* **Objective**
Looking at the listing, state how many of its lines contain the string "Alberto". Write only the number.

* **Material supplied**

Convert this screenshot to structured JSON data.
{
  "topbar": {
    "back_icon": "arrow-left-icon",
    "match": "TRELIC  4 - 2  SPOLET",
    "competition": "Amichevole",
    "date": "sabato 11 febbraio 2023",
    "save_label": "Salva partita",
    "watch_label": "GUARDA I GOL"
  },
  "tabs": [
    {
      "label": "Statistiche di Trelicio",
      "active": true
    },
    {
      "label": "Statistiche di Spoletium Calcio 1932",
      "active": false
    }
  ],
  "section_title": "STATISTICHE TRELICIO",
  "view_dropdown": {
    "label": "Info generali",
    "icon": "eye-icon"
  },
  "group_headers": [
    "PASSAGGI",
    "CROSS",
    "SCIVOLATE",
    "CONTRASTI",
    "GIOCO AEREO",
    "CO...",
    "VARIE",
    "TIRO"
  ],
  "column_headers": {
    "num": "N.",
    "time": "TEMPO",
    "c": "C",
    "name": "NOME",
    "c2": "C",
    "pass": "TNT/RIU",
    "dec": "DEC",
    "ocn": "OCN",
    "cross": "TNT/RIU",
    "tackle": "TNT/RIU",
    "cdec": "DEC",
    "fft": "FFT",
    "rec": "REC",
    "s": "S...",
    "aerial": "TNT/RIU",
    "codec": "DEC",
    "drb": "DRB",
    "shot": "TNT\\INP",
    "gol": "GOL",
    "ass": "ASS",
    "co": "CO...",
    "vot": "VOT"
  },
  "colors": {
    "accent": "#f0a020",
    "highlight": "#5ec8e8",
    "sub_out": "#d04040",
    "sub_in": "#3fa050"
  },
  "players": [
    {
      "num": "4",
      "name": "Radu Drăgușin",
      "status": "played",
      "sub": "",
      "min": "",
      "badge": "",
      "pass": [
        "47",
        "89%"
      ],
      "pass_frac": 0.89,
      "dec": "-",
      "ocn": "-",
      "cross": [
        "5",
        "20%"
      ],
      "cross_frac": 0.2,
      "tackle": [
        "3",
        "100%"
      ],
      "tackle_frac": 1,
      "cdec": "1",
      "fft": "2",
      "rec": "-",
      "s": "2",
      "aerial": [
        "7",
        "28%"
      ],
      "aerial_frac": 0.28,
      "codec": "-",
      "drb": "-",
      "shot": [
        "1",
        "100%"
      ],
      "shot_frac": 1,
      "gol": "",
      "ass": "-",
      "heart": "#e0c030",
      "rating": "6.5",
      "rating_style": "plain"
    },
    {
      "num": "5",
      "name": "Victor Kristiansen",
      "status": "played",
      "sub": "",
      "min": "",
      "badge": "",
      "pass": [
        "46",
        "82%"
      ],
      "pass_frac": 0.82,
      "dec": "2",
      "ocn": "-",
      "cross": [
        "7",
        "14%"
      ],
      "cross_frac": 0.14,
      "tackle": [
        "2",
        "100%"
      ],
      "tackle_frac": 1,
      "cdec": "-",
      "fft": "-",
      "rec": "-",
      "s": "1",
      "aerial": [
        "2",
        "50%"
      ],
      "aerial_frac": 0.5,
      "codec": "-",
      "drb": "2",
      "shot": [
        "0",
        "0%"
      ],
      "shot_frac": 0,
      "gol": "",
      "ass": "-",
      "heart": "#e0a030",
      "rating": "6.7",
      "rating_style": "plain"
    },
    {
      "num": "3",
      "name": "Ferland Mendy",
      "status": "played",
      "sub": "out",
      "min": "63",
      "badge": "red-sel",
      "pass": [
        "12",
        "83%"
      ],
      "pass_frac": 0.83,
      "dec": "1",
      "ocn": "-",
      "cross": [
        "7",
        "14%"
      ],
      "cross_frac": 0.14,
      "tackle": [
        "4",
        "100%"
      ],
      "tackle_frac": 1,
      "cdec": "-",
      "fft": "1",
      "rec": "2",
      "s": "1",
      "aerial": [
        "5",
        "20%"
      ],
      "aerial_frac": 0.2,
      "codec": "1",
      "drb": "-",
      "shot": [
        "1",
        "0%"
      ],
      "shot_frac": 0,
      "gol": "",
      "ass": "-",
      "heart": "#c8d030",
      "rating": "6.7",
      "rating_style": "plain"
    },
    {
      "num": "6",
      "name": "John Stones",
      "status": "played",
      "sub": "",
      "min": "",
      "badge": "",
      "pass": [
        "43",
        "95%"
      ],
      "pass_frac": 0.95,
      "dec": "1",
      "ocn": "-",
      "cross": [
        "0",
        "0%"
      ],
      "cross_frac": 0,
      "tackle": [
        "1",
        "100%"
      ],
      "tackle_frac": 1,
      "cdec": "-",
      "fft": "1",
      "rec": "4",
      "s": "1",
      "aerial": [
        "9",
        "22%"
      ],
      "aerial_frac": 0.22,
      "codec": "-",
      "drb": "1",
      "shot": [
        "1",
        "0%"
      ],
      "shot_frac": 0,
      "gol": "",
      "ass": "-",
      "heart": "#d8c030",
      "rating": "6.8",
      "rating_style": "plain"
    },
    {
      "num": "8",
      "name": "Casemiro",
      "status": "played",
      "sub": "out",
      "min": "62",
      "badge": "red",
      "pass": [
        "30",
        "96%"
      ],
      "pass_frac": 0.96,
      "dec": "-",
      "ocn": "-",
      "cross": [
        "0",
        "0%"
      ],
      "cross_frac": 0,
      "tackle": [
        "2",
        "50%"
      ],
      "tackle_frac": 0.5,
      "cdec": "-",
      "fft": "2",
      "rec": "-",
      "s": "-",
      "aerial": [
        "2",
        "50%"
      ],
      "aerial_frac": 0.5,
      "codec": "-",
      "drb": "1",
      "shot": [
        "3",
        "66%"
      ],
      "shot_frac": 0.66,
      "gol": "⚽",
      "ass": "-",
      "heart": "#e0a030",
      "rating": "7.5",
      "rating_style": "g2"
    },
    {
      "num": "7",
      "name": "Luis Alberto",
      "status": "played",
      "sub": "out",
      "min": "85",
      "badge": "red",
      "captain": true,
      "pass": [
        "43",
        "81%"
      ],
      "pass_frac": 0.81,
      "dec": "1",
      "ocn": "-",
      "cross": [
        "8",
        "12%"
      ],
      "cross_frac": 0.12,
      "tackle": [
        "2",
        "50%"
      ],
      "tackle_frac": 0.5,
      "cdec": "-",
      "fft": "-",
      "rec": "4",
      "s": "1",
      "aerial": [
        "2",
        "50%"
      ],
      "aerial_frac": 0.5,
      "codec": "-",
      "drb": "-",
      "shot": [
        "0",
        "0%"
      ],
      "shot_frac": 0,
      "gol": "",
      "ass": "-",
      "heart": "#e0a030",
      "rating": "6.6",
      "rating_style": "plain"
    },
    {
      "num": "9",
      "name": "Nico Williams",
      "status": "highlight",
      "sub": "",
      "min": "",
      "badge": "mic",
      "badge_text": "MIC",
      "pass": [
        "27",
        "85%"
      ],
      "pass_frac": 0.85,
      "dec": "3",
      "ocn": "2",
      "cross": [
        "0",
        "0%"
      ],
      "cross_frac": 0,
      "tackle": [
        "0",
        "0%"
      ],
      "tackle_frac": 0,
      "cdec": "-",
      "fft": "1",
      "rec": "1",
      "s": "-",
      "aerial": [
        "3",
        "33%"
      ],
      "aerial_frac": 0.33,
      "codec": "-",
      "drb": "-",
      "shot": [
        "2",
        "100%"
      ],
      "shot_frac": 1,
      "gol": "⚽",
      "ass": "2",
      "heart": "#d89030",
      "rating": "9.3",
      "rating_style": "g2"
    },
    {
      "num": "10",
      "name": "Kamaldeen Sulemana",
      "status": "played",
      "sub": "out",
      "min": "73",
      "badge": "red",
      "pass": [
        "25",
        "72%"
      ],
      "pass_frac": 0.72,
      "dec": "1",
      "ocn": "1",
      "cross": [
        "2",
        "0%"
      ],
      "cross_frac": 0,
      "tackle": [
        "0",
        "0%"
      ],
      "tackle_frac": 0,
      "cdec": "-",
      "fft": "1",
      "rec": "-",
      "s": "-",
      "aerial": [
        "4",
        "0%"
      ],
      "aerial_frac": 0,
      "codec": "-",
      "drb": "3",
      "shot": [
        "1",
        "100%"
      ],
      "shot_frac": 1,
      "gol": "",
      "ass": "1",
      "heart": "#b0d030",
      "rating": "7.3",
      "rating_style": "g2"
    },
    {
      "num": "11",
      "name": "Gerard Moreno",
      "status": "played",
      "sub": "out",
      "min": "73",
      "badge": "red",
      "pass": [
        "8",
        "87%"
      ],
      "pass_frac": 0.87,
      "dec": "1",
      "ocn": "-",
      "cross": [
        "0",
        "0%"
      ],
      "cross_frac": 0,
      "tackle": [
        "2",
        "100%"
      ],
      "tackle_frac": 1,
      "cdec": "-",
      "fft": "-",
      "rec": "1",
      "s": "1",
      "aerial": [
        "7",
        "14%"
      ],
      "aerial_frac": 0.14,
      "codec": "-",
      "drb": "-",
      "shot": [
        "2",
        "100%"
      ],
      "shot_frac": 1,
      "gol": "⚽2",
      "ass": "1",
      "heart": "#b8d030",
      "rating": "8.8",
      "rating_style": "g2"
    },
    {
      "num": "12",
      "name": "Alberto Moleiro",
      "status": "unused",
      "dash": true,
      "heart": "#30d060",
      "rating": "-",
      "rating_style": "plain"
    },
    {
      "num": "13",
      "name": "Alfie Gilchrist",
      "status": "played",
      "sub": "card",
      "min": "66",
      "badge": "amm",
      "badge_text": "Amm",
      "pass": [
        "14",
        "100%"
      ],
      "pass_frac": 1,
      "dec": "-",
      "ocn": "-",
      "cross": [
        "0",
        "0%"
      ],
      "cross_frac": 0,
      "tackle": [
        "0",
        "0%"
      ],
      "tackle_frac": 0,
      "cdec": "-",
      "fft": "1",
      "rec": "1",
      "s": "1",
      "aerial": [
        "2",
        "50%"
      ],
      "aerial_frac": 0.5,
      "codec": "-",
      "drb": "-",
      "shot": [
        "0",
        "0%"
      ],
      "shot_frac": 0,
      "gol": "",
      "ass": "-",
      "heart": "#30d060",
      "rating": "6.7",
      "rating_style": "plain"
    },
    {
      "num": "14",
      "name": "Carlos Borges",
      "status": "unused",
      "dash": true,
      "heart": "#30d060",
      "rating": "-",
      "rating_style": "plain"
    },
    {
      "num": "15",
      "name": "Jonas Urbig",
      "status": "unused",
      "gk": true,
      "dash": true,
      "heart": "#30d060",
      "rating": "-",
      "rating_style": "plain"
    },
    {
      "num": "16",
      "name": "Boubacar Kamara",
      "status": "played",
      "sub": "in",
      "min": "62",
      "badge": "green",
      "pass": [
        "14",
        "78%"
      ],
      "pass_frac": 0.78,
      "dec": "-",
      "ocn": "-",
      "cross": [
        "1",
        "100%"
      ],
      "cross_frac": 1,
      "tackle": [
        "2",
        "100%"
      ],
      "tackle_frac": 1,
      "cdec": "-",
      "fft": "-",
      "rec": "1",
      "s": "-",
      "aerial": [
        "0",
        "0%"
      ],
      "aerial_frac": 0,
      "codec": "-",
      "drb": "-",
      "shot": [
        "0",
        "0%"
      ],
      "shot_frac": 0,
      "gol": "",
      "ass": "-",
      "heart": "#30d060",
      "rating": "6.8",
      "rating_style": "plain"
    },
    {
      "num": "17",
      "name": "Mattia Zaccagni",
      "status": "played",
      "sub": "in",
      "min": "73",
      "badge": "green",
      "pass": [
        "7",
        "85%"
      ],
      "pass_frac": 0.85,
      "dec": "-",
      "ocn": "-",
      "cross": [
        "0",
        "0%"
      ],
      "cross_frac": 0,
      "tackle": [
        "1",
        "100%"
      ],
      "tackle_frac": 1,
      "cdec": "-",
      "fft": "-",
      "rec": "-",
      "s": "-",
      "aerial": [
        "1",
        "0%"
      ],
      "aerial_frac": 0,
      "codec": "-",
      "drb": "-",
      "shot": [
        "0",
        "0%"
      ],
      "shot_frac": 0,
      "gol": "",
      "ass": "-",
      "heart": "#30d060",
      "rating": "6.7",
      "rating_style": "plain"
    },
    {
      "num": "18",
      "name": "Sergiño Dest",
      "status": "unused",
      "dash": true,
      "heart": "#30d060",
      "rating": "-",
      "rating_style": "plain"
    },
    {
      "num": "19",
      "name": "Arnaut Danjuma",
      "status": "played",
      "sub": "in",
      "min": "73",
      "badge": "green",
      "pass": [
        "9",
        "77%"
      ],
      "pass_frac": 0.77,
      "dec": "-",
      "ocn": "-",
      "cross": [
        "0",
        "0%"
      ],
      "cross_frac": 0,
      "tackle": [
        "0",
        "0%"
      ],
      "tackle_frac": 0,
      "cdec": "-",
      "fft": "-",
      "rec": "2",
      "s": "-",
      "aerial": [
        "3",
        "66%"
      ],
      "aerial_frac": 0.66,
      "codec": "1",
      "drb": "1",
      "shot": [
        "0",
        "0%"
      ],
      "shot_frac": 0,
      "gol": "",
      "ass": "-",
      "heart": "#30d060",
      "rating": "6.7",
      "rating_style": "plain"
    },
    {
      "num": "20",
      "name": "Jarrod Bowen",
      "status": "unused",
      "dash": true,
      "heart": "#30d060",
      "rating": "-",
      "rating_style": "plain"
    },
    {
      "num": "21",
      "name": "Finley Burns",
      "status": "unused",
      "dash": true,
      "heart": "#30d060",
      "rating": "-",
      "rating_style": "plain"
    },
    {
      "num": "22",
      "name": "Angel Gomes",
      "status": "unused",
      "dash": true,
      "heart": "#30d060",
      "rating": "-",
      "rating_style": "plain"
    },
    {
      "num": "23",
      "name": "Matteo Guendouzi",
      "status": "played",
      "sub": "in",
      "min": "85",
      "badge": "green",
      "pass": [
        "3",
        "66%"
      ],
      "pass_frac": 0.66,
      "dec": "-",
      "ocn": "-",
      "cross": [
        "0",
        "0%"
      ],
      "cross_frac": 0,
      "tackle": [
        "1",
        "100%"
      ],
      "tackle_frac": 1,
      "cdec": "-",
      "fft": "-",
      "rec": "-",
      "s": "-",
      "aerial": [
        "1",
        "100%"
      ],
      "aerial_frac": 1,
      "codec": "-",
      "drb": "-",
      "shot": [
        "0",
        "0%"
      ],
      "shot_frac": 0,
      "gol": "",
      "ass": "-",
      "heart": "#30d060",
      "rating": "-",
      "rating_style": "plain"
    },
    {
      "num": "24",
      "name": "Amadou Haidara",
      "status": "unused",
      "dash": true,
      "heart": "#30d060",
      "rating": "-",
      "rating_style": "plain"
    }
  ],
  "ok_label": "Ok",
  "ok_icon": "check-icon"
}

---

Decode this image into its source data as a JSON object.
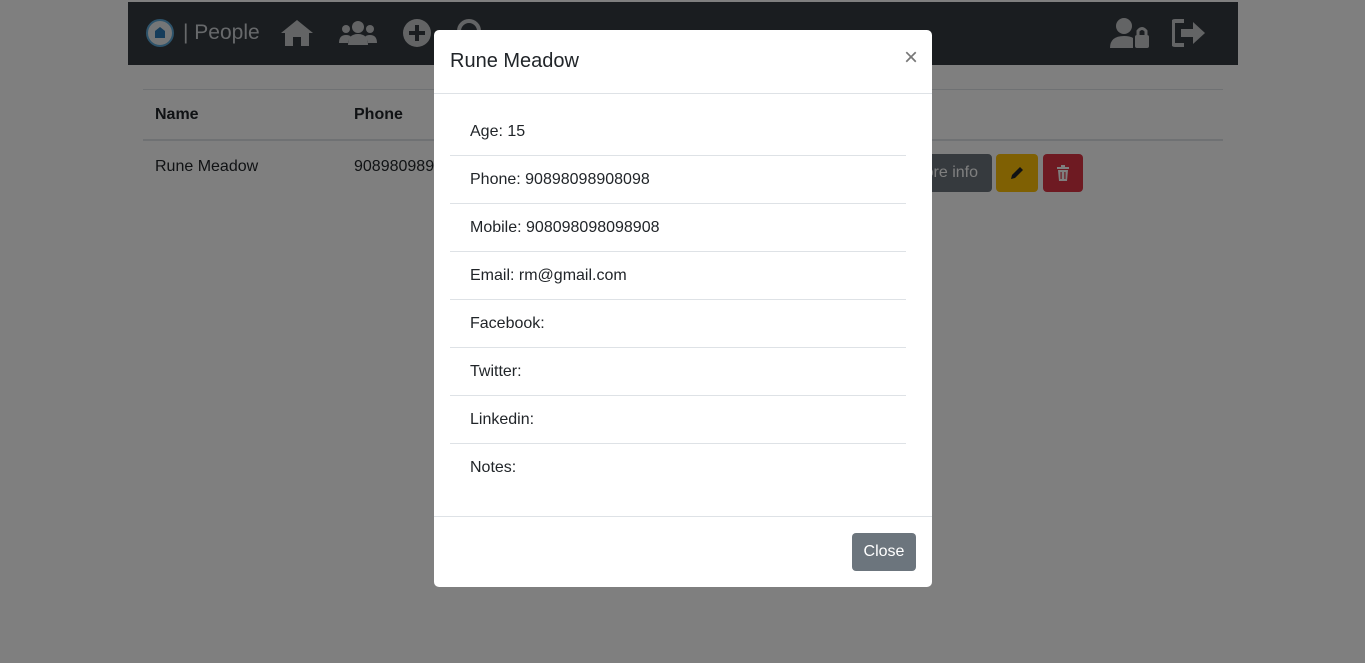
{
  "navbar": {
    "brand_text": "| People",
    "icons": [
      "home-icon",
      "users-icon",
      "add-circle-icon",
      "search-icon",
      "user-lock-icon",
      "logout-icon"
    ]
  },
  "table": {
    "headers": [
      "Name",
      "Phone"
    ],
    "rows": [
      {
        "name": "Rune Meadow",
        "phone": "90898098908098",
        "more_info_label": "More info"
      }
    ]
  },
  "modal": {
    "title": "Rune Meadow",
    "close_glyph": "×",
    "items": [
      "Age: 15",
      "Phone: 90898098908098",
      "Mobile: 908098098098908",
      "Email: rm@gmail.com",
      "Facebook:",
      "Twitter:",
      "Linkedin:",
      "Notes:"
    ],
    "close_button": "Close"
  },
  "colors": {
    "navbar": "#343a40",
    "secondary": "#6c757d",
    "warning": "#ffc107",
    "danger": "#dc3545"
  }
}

* **Complete response**
2